--- LISTED RECORDS ---
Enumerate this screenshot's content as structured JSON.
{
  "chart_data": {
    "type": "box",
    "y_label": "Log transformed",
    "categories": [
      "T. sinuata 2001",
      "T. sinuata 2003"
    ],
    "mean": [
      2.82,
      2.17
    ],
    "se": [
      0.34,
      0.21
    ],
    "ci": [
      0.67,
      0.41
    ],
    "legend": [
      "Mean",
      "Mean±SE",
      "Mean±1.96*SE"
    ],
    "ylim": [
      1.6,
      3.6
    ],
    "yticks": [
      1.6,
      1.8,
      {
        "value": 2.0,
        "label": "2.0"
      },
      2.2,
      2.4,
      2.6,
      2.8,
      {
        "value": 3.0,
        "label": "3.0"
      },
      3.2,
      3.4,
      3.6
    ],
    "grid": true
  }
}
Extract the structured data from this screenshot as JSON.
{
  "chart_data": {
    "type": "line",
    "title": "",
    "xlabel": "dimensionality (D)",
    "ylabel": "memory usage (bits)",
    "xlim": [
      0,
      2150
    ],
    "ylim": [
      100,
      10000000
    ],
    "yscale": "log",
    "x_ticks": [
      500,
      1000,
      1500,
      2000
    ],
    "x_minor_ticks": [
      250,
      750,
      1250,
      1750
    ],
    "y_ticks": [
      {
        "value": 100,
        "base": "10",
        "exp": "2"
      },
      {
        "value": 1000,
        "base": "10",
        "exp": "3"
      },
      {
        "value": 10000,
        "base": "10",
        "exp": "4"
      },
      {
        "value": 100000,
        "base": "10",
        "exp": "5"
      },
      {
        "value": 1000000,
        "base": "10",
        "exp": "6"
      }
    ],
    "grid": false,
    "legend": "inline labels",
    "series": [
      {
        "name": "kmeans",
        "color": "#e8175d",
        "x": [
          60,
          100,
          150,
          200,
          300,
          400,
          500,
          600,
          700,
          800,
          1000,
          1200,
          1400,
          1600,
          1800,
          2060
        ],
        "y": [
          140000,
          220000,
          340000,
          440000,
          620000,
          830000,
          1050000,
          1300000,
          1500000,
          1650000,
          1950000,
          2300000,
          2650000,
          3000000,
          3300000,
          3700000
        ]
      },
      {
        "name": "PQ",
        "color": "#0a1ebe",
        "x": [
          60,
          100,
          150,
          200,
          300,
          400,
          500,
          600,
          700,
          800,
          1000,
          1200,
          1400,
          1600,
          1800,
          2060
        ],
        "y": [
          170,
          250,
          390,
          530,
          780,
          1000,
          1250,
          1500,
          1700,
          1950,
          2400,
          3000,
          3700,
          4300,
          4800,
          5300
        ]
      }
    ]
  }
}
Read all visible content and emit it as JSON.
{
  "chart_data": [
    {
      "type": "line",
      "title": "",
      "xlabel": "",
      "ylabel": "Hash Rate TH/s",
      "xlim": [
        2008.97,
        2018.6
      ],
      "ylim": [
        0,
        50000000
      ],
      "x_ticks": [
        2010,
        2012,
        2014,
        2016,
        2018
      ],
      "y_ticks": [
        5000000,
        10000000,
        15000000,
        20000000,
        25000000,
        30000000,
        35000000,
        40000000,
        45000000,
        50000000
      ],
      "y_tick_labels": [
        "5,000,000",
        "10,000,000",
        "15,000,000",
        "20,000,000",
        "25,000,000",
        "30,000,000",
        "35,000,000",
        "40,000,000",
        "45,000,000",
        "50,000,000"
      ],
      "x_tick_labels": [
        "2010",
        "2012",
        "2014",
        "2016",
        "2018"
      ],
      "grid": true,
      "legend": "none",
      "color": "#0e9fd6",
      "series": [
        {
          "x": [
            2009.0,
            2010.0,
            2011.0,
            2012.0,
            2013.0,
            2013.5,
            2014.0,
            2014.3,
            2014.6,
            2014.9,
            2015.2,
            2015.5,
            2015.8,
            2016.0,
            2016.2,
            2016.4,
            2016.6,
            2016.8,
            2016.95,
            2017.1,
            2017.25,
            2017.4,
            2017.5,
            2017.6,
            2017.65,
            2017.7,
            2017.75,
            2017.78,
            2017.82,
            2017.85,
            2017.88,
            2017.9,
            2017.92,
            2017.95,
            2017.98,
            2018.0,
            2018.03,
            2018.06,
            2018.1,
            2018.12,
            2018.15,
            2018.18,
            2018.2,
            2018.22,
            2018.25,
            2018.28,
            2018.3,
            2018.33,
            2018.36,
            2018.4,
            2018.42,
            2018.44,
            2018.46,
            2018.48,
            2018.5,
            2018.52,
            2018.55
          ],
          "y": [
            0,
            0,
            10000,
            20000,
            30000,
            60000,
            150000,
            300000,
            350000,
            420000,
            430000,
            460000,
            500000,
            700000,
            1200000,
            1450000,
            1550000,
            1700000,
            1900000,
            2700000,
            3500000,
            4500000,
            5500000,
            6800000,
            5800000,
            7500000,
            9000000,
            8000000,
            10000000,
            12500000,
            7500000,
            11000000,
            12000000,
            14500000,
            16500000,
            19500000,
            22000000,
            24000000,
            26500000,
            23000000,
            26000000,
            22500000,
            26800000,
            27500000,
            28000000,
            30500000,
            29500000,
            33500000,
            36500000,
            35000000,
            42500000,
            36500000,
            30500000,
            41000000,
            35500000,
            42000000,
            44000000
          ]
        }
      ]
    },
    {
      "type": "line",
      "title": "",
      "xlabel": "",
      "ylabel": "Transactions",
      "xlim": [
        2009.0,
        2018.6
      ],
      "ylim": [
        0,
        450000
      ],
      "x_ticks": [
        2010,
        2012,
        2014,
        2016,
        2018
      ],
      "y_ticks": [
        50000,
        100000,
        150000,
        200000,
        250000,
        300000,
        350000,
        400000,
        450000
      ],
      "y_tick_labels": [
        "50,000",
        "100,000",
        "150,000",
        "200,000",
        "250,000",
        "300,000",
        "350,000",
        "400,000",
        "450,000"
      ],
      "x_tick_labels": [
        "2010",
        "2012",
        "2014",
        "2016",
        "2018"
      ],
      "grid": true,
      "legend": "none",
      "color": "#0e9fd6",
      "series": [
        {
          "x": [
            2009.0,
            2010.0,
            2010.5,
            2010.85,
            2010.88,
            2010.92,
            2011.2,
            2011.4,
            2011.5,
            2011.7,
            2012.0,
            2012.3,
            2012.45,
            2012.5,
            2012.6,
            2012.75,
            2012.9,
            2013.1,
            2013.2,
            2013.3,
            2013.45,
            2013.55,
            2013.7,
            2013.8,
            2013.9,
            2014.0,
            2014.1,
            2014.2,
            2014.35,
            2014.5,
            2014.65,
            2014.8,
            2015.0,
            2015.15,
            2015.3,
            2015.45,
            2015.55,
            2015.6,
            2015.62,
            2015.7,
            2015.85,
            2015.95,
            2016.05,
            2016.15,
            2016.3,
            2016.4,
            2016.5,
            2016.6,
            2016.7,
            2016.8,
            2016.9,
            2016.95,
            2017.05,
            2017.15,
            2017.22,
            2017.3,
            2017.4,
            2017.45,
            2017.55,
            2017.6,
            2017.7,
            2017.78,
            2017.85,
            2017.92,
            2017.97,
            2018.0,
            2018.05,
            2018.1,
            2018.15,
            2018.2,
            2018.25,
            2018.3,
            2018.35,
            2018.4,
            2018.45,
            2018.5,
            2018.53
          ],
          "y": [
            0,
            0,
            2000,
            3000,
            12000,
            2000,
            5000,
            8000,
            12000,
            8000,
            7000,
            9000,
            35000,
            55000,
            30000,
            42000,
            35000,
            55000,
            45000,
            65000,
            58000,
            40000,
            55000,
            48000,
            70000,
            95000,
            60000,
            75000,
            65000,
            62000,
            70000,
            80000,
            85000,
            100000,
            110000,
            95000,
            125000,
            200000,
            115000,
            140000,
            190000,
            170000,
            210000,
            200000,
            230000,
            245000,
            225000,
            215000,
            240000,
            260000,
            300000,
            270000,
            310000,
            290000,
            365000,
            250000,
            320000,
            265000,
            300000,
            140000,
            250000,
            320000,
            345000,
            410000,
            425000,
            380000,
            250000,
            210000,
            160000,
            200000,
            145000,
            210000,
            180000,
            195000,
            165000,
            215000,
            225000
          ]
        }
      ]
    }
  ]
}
---
SHORT EXERCISE.
Copy out each line of the listing that holds "ylabel".

FINAL RESULT.
    "ylabel": "memory usage (bits)",
      "ylabel": "Hash Rate TH/s",
      "ylabel": "Transactions",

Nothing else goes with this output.